[WHAT IS NEEDED]
Every line that contains the word "text" should be copied.

____ DATA PROVIDED

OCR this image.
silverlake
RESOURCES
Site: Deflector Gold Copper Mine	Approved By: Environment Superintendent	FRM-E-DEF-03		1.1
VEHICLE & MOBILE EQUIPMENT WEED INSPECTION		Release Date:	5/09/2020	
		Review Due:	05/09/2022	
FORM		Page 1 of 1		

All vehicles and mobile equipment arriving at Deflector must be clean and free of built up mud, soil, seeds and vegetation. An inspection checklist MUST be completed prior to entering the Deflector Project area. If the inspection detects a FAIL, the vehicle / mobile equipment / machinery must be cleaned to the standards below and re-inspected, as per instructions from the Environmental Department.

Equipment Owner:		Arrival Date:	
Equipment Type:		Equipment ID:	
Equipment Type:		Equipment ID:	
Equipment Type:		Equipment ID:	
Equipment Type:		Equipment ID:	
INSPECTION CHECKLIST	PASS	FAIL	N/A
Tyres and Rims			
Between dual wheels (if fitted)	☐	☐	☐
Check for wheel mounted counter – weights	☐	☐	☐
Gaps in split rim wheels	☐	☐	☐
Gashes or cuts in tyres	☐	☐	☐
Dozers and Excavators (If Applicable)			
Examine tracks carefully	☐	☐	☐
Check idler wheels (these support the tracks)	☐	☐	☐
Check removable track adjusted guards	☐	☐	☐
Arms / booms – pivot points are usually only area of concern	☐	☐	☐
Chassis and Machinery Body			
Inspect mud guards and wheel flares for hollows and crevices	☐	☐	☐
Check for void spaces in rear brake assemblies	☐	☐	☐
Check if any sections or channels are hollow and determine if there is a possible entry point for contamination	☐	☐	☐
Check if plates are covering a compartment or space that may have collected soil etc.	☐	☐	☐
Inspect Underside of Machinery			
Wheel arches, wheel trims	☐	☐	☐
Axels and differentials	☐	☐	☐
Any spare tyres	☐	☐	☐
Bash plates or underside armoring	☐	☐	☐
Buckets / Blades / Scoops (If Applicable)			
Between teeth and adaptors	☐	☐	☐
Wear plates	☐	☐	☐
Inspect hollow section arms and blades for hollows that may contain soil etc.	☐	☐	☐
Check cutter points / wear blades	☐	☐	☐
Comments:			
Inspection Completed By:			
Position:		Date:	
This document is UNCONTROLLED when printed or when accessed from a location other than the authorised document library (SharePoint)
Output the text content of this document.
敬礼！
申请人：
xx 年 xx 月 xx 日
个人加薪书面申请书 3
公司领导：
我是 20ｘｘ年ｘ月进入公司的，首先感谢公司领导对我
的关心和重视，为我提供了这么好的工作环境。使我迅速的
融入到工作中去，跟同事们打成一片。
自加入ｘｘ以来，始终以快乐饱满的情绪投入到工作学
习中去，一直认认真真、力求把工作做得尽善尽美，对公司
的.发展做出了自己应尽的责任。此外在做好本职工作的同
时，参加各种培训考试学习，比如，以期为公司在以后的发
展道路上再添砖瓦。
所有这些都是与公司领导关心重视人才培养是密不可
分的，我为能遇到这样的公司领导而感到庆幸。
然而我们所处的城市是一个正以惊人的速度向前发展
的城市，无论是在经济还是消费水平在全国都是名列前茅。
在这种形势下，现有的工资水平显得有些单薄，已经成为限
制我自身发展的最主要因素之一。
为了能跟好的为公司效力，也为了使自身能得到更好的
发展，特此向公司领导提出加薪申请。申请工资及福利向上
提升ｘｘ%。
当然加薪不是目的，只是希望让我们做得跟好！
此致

________
____ DATA PROVIDED

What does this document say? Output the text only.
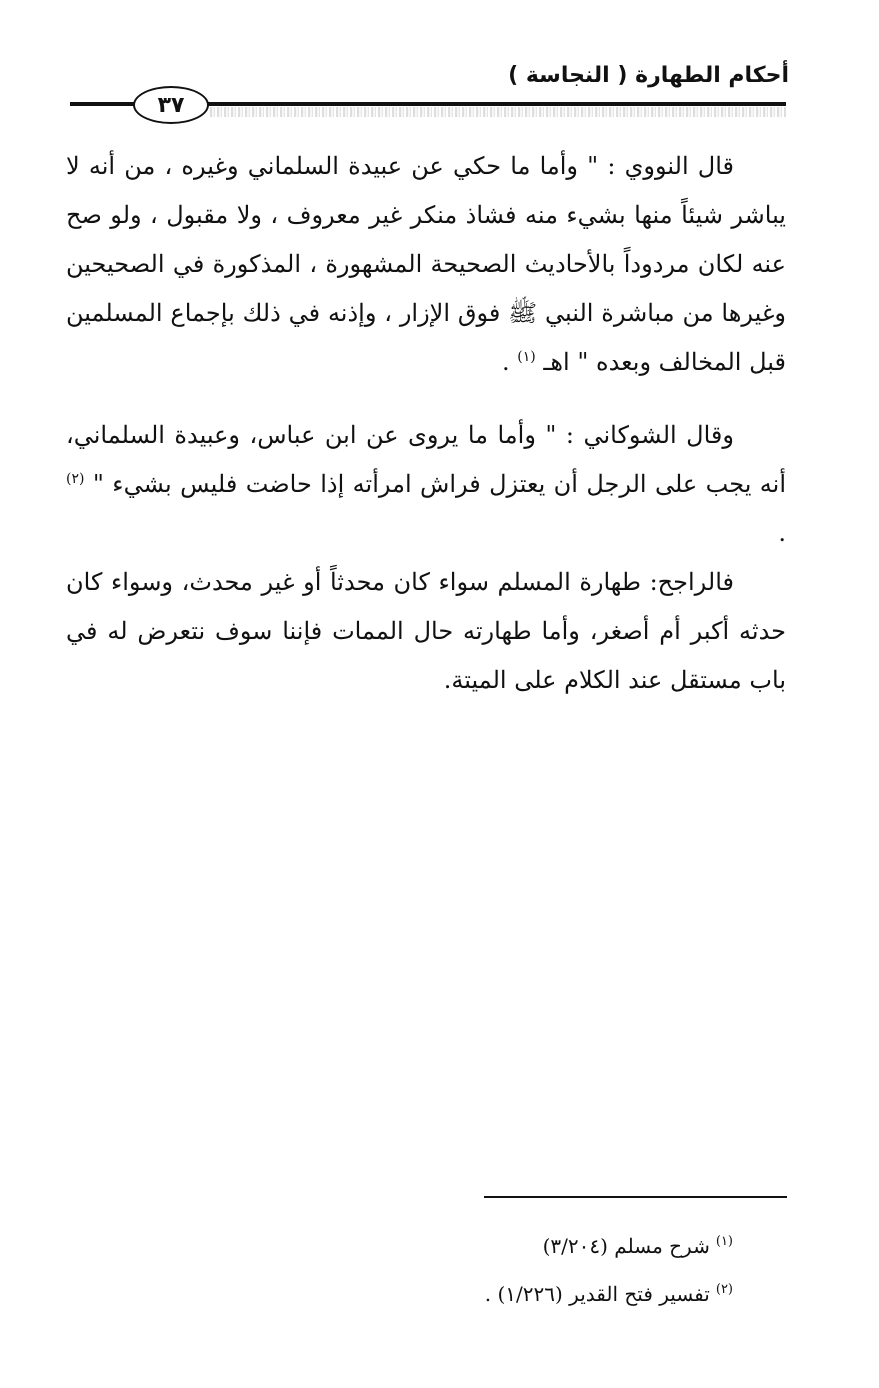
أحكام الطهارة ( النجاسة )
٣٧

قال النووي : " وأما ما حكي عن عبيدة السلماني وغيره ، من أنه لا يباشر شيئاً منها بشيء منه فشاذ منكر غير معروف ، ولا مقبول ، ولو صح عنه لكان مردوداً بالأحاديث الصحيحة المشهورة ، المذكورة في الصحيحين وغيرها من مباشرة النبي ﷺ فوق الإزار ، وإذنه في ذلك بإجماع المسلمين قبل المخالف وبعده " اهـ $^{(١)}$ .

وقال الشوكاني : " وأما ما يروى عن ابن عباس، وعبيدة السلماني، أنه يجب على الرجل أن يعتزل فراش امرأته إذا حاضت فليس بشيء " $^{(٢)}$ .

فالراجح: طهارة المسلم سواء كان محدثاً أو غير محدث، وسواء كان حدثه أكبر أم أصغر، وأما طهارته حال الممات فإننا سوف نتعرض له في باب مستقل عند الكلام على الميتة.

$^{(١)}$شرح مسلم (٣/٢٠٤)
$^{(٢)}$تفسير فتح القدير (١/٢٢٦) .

________

[RESPONSE BELOW]
Output the text content of this document.
What does this document say? Output the text only.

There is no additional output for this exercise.